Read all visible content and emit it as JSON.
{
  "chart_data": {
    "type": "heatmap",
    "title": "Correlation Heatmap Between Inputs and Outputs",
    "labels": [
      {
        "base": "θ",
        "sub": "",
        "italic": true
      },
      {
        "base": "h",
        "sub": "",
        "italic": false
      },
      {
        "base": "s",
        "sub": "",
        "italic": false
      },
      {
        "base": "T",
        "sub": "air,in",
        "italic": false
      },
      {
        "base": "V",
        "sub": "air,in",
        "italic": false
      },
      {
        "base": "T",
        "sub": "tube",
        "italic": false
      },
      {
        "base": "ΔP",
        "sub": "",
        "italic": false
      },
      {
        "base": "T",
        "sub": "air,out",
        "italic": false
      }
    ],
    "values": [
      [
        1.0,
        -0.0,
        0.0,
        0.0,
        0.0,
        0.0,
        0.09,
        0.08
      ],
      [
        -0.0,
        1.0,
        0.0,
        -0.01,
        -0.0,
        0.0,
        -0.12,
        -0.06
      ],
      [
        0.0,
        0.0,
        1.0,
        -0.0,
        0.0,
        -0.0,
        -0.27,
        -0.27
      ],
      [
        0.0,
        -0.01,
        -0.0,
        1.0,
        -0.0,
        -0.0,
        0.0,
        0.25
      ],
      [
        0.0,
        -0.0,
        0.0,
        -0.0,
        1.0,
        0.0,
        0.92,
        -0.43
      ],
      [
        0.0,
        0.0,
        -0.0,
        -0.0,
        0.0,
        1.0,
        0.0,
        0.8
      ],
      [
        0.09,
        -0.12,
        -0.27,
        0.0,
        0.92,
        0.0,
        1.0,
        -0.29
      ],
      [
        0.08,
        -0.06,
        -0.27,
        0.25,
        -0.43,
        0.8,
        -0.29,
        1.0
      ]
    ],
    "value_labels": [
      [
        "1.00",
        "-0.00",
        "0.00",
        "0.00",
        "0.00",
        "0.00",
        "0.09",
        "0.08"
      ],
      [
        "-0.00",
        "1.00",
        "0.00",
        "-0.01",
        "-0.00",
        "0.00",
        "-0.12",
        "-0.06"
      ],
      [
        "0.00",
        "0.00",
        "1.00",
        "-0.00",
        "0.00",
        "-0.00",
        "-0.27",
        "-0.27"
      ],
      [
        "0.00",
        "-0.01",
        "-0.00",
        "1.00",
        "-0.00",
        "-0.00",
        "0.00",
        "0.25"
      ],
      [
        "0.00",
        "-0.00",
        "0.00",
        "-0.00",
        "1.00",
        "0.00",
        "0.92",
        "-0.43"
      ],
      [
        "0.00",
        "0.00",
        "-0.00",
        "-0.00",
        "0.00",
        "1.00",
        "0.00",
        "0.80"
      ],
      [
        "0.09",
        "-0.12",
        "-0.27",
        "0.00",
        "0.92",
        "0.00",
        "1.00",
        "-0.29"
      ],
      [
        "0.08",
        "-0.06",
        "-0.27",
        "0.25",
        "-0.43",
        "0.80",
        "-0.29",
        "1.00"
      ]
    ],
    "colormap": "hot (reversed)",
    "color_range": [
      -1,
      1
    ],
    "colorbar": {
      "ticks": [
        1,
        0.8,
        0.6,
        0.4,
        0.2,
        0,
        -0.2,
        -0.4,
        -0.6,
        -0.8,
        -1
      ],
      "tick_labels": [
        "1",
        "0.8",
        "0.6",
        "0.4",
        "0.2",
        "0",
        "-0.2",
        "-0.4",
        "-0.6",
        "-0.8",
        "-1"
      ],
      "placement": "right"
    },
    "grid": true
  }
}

* * * * * * * * *

EXERCISE INSTRUCTIONS: Of the lines in the entries, how many include the word "base"? State only the number.

CORRECT OUTPUT: 8